##### Data to use #####

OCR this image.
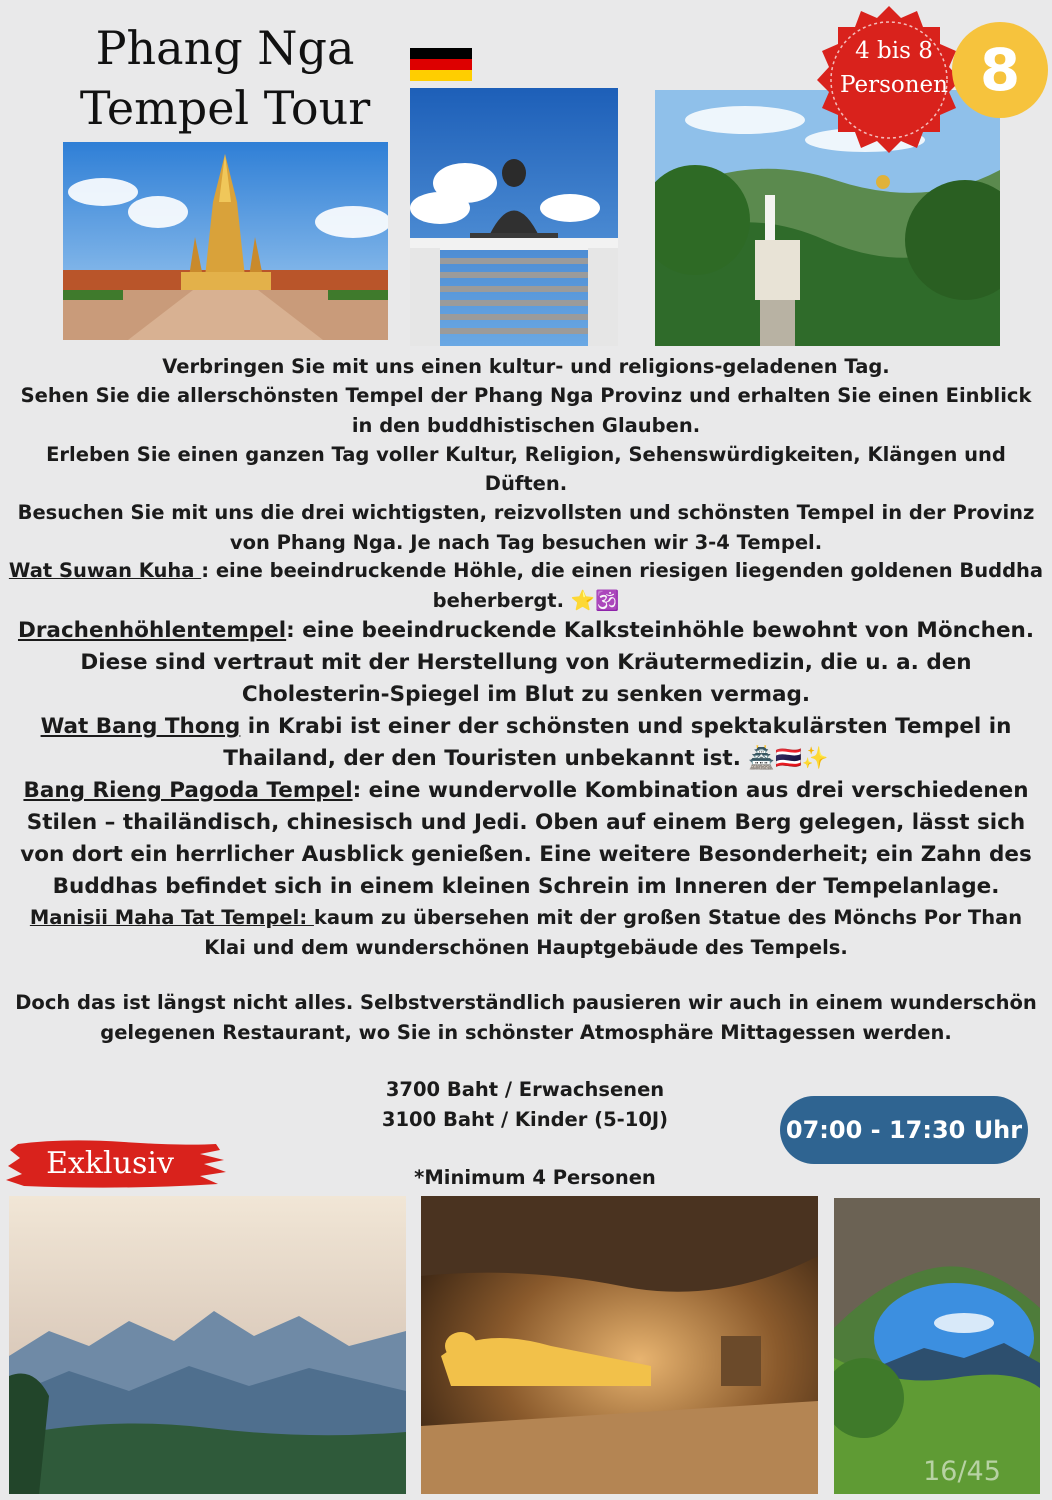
Phang Nga
Tempel Tour
4 bis 8
Personen 8

Verbringen Sie mit uns einen kultur- und religions-geladenen Tag.

Sehen Sie die allerschönsten Tempel der Phang Nga Provinz und erhalten Sie einen Einblick in den buddhistischen Glauben.

Erleben Sie einen ganzen Tag voller Kultur, Religion, Sehenswürdigkeiten, Klängen und Düften.

Besuchen Sie mit uns die drei wichtigsten, reizvollsten und schönsten Tempel in der Provinz von Phang Nga. Je nach Tag besuchen wir 3-4 Tempel.

Wat Suwan Kuha : eine beeindruckende Höhle, die einen riesigen liegenden goldenen Buddha beherbergt. ⭐🕉️

Drachenhöhlentempel: eine beeindruckende Kalksteinhöhle bewohnt von Mönchen. Diese sind vertraut mit der Herstellung von Kräutermedizin, die u. a. den Cholesterin-Spiegel im Blut zu senken vermag.

Wat Bang Thong in Krabi ist einer der schönsten und spektakulärsten Tempel in Thailand, der den Touristen unbekannt ist. 🏯🇹🇭✨

Bang Rieng Pagoda Tempel: eine wundervolle Kombination aus drei verschiedenen Stilen – thailändisch, chinesisch und Jedi. Oben auf einem Berg gelegen, lässt sich von dort ein herrlicher Ausblick genießen. Eine weitere Besonderheit; ein Zahn des Buddhas befindet sich in einem kleinen Schrein im Inneren der Tempelanlage.

Manisii Maha Tat Tempel: kaum zu übersehen mit der großen Statue des Mönchs Por Than Klai und dem wunderschönen Hauptgebäude des Tempels.

Doch das ist längst nicht alles. Selbstverständlich pausieren wir auch in einem wunderschön gelegenen Restaurant, wo Sie in schönster Atmosphäre Mittagessen werden.

3700 Baht / Erwachsenen

3100 Baht / Kinder (5-10J)

*Minimum 4 Personen
07:00 - 17:30 Uhr
Exklusiv
16/45
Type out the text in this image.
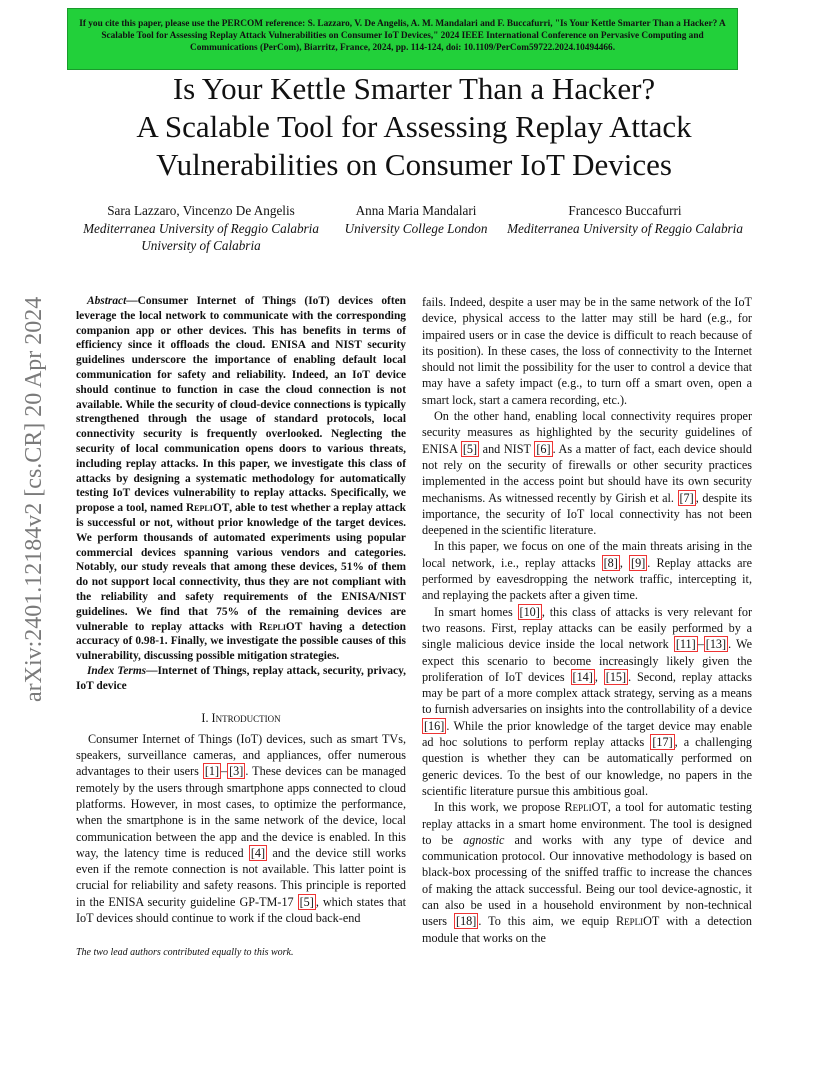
If you cite this paper, please use the PERCOM reference: S. Lazzaro, V. De Angelis, A. M. Mandalari and F. Buccafurri, "Is Your Kettle Smarter Than a Hacker? A Scalable Tool for Assessing Replay Attack Vulnerabilities on Consumer IoT Devices," 2024 IEEE International Conference on Pervasive Computing and Communications (PerCom), Biarritz, France, 2024, pp. 114-124, doi: 10.1109/PerCom59722.2024.10494466.
Is Your Kettle Smarter Than a Hacker?
A Scalable Tool for Assessing Replay Attack
Vulnerabilities on Consumer IoT Devices
Sara Lazzaro, Vincenzo De Angelis
Mediterranea University of Reggio Calabria
University of Calabria
Anna Maria Mandalari
University College London
Francesco Buccafurri
Mediterranea University of Reggio Calabria
arXiv:2401.12184v2 [cs.CR] 20 Apr 2024	Abstract—Consumer Internet of Things (IoT) devices often leverage the local network to communicate with the corresponding companion app or other devices. This has benefits in terms of efficiency since it offloads the cloud. ENISA and NIST security guidelines underscore the importance of enabling default local communication for safety and reliability. Indeed, an IoT device should continue to function in case the cloud connection is not available. While the security of cloud-device connections is typically strengthened through the usage of standard protocols, local connectivity security is frequently overlooked. Neglecting the security of local communication opens doors to various threats, including replay attacks. In this paper, we investigate this class of attacks by designing a systematic methodology for automatically testing IoT devices vulnerability to replay attacks. Specifically, we propose a tool, named RepliOT, able to test whether a replay attack is successful or not, without prior knowledge of the target devices. We perform thousands of automated experiments using popular commercial devices spanning various vendors and categories. Notably, our study reveals that among these devices, 51% of them do not support local connectivity, thus they are not compliant with the reliability and safety requirements of the ENISA/NIST guidelines. We find that 75% of the remaining devices are vulnerable to replay attacks with RepliOT having a detection accuracy of 0.98-1. Finally, we investigate the possible causes of this vulnerability, discussing possible mitigation strategies.

Index Terms—Internet of Things, replay attack, security, privacy, IoT device

I. Introduction

Consumer Internet of Things (IoT) devices, such as smart TVs, speakers, surveillance cameras, and appliances, offer numerous advantages to their users [1] – [3] . These devices can be managed remotely by the users through smartphone apps connected to cloud platforms. However, in most cases, to optimize the performance, when the smartphone is in the same network of the device, local communication between the app and the device is enabled. In this way, the latency time is reduced [4] and the device still works even if the remote connection is not available. This latter point is crucial for reliability and safety reasons. This principle is reported in the ENISA security guideline GP-TM-17 [5] , which states that IoT devices should continue to work if the cloud back-end

The two lead authors contributed equally to this work.

fails. Indeed, despite a user may be in the same network of the IoT device, physical access to the latter may still be hard (e.g., for impaired users or in case the device is difficult to reach because of its position). In these cases, the loss of connectivity to the Internet should not limit the possibility for the user to control a device that may have a safety impact (e.g., to turn off a smart oven, open a smart lock, start a camera recording, etc.).

On the other hand, enabling local connectivity requires proper security measures as highlighted by the security guidelines of ENISA [5] and NIST [6] . As a matter of fact, each device should not rely on the security of firewalls or other security practices implemented in the access point but should have its own security mechanisms. As witnessed recently by Girish et al. [7] , despite its importance, the security of IoT local connectivity has not been deepened in the scientific literature.

In this paper, we focus on one of the main threats arising in the local network, i.e., replay attacks [8] , [9] . Replay attacks are performed by eavesdropping the network traffic, intercepting it, and replaying the packets after a given time.

In smart homes [10] , this class of attacks is very relevant for two reasons. First, replay attacks can be easily performed by a single malicious device inside the local network [11] – [13] . We expect this scenario to become increasingly likely given the proliferation of IoT devices [14] , [15] . Second, replay attacks may be part of a more complex attack strategy, serving as a means to furnish adversaries on insights into the controllability of a device [16] . While the prior knowledge of the target device may enable ad hoc solutions to perform replay attacks [17] , a challenging question is whether they can be automatically performed on generic devices. To the best of our knowledge, no papers in the scientific literature pursue this ambitious goal.

In this work, we propose RepliOT, a tool for automatic testing replay attacks in a smart home environment. The tool is designed to be agnostic and works with any type of device and communication protocol. Our innovative methodology is based on black-box processing of the sniffed traffic to increase the chances of making the attack successful. Being our tool device-agnostic, it can also be used in a household environment by non-technical users [18] . To this aim, we equip RepliOT with a detection module that works on the
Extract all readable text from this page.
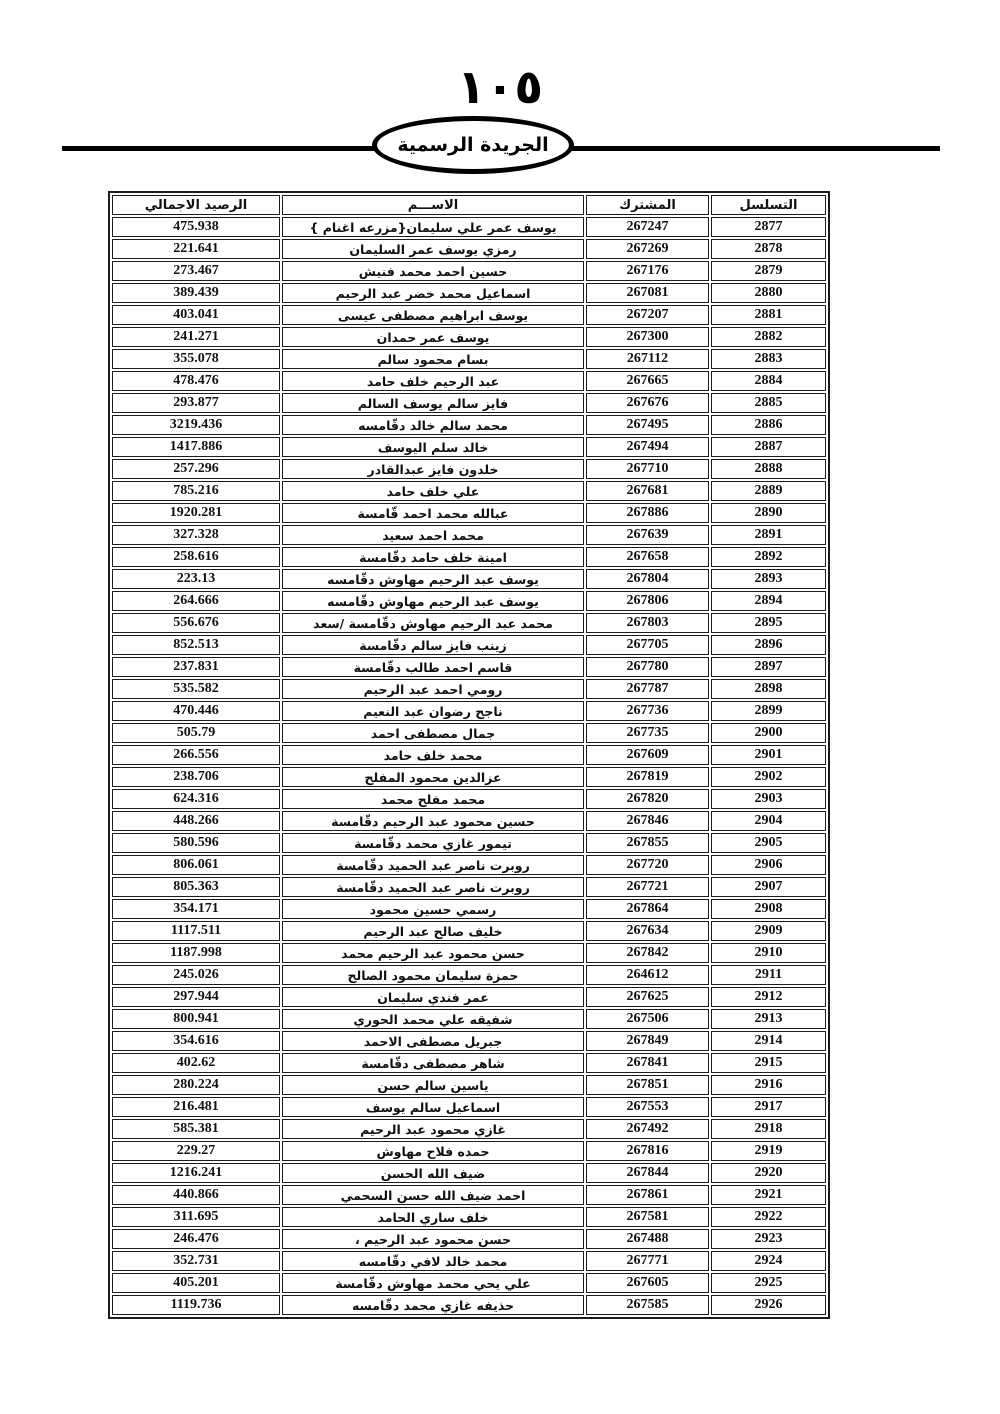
١٠٥
الجريدة الرسمية
التسلسل	المشترك	الاســـم	الرصيد الاجمالي
2877	267247	يوسف عمر علي سليمان{مزرعه اغنام }	475.938
2878	267269	رمزي يوسف عمر السليمان	221.641
2879	267176	حسين احمد محمد فنيش	273.467
2880	267081	اسماعيل محمد خضر عبد الرحيم	389.439
2881	267207	يوسف ابراهيم مصطفى عيسى	403.041
2882	267300	يوسف عمر حمدان	241.271
2883	267112	بسام محمود سالم	355.078
2884	267665	عبد الرحيم خلف حامد	478.476
2885	267676	فايز سالم يوسف السالم	293.877
2886	267495	محمد سالم خالد دقّامسه	3219.436
2887	267494	خالد سلم اليوسف	1417.886
2888	267710	خلدون فايز عبدالقادر	257.296
2889	267681	علي خلف حامد	785.216
2890	267886	عبالله محمد احمد قّامسة	1920.281
2891	267639	محمد احمد سعيد	327.328
2892	267658	امينة خلف حامد دقّامسة	258.616
2893	267804	يوسف عبد الرحيم مهاوش دقّامسه	223.13
2894	267806	يوسف عبد الرحيم مهاوش دقّامسه	264.666
2895	267803	محمد عبد الرحيم مهاوش دقّامسة /سعد	556.676
2896	267705	زينب فايز سالم دقّامسة	852.513
2897	267780	قاسم احمد طالب دقّامسة	237.831
2898	267787	رومي احمد عبد الرحيم	535.582
2899	267736	ناجح رضوان عبد النعيم	470.446
2900	267735	جمال مصطفى احمد	505.79
2901	267609	محمد خلف حامد	266.556
2902	267819	عزالدين محمود المفلح	238.706
2903	267820	محمد مفلح محمد	624.316
2904	267846	حسين محمود عبد الرحيم دقّامسة	448.266
2905	267855	تيمور غازي محمد دقّامسة	580.596
2906	267720	روبرت ناصر عبد الحميد دقّامسة	806.061
2907	267721	روبرت ناصر عبد الحميد دقّامسة	805.363
2908	267864	رسمي حسين محمود	354.171
2909	267634	خليف صالح عبد الرحيم	1117.511
2910	267842	حسن محمود عبد الرحيم محمد	1187.998
2911	264612	حمزة سليمان محمود الصالح	245.026
2912	267625	عمر فندي سليمان	297.944
2913	267506	شفيقه علي محمد الحوري	800.941
2914	267849	جبريل مصطفى الاحمد	354.616
2915	267841	شاهر مصطفى دقّامسة	402.62
2916	267851	ياسين سالم حسن	280.224
2917	267553	اسماعيل سالم يوسف	216.481
2918	267492	غازي محمود عبد الرحيم	585.381
2919	267816	حمده فلاح مهاوش	229.27
2920	267844	ضيف الله الحسن	1216.241
2921	267861	احمد ضيف الله حسن السحمي	440.866
2922	267581	خلف ساري الحامد	311.695
2923	267488	حسن محمود عبد الرحيم ،	246.476
2924	267771	محمد خالد لافي دقّامسه	352.731
2925	267605	علي يحي محمد مهاوش دقّامسة	405.201
2926	267585	حذيفه غازي محمد دقّامسه	1119.736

#####

◆ Your objective ◆
Copy every single line of the material above that holds "successful".

◆ Output of the exercise ◆
arXiv:2401.12184v2 [cs.CR] 20 Apr 2024	Abstract—Consumer Internet of Things (IoT) devices often leverage the local network to communicate with the corresponding companion app or other devices. This has benefits in terms of efficiency since it offloads the cloud. ENISA and NIST security guidelines underscore the importance of enabling default local communication for safety and reliability. Indeed, an IoT device should continue to function in case the cloud connection is not available. While the security of cloud-device connections is typically strengthened through the usage of standard protocols, local connectivity security is frequently overlooked. Neglecting the security of local communication opens doors to various threats, including replay attacks. In this paper, we investigate this class of attacks by designing a systematic methodology for automatically testing IoT devices vulnerability to replay attacks. Specifically, we propose a tool, named RepliOT, able to test whether a replay attack is successful or not, without prior knowledge of the target devices. We perform thousands of automated experiments using popular commercial devices spanning various vendors and categories. Notably, our study reveals that among these devices, 51% of them do not support local connectivity, thus they are not compliant with the reliability and safety requirements of the ENISA/NIST guidelines. We find that 75% of the remaining devices are vulnerable to replay attacks with RepliOT having a detection accuracy of 0.98-1. Finally, we investigate the possible causes of this vulnerability, discussing possible mitigation strategies.
In this work, we propose RepliOT, a tool for automatic testing replay attacks in a smart home environment. The tool is designed to be agnostic and works with any type of device and communication protocol. Our innovative methodology is based on black-box processing of the sniffed traffic to increase the chances of making the attack successful. Being our tool device-agnostic, it can also be used in a household environment by non-technical users [18] . To this aim, we equip RepliOT with a detection module that works on the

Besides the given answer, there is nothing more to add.